REQUEST >> Scan the data below and report how many lines include the word "content". Nothing else is wanted.

[Start of DATA PROVIDED]

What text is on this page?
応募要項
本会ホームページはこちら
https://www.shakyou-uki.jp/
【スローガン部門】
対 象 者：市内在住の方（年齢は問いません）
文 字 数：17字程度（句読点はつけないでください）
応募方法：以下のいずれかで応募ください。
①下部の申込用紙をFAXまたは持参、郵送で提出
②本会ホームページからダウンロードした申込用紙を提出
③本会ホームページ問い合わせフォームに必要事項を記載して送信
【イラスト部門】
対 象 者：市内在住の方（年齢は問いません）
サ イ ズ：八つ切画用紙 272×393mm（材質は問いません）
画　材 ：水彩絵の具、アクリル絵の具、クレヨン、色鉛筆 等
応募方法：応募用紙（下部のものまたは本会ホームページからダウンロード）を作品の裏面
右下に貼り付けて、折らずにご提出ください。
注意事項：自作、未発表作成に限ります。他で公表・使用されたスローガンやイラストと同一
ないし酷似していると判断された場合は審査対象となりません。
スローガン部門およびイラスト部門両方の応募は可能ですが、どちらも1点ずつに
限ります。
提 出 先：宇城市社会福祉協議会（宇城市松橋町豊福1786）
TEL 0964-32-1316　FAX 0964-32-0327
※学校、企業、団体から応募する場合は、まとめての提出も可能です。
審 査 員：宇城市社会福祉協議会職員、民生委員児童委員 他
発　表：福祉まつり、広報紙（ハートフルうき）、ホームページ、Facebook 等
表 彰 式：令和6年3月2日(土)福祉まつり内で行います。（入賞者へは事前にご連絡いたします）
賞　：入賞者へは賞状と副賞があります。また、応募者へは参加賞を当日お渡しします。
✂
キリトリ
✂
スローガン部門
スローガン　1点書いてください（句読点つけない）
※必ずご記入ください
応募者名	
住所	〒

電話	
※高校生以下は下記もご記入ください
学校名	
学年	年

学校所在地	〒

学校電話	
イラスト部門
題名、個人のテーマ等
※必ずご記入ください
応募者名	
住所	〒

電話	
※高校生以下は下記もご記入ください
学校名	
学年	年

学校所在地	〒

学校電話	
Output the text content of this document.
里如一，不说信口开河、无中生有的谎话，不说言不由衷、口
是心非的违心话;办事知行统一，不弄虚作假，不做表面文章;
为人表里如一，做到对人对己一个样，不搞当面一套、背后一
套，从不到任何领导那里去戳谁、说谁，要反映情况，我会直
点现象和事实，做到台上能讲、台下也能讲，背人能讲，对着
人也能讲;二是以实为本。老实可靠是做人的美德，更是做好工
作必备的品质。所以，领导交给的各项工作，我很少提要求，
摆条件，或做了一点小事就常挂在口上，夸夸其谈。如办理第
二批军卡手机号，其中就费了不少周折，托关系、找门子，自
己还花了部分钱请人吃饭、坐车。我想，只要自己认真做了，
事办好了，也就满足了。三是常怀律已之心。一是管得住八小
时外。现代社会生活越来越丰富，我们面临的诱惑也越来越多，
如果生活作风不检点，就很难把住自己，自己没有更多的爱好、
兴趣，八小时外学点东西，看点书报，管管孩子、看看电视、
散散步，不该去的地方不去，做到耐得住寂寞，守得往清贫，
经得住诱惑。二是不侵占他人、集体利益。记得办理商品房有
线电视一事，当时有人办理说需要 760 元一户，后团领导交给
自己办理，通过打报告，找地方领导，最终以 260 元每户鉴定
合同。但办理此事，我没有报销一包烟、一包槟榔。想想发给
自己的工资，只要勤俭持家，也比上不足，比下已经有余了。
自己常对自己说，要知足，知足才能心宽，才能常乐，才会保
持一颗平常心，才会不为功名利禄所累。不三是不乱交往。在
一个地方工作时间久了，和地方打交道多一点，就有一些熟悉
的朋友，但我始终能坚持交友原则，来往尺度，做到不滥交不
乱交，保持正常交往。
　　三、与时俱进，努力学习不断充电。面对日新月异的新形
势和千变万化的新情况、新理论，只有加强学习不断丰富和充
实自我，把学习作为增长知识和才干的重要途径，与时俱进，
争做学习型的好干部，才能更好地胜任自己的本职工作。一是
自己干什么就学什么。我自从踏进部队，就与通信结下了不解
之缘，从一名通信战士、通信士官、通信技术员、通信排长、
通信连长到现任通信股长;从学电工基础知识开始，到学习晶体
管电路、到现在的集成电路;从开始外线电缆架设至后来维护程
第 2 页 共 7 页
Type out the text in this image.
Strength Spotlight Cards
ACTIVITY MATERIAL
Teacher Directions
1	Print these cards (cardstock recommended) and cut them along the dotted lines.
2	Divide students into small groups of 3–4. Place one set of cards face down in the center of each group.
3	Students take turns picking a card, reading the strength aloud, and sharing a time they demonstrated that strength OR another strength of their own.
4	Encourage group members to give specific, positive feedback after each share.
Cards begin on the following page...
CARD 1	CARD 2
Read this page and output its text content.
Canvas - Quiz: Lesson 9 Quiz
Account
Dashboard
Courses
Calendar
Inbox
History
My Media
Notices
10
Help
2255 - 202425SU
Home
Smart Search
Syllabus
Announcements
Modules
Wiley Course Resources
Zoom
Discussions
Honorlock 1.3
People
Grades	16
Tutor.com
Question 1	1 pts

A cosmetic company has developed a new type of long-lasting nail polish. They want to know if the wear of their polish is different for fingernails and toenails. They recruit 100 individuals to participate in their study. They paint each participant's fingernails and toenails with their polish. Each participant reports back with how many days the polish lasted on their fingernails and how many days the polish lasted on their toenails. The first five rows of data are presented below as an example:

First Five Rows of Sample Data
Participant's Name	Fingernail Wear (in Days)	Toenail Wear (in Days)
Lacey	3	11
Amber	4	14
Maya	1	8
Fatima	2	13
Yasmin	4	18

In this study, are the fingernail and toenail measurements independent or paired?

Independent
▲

[End of DATA PROVIDED]

PROBLEM SOLUTION >> 2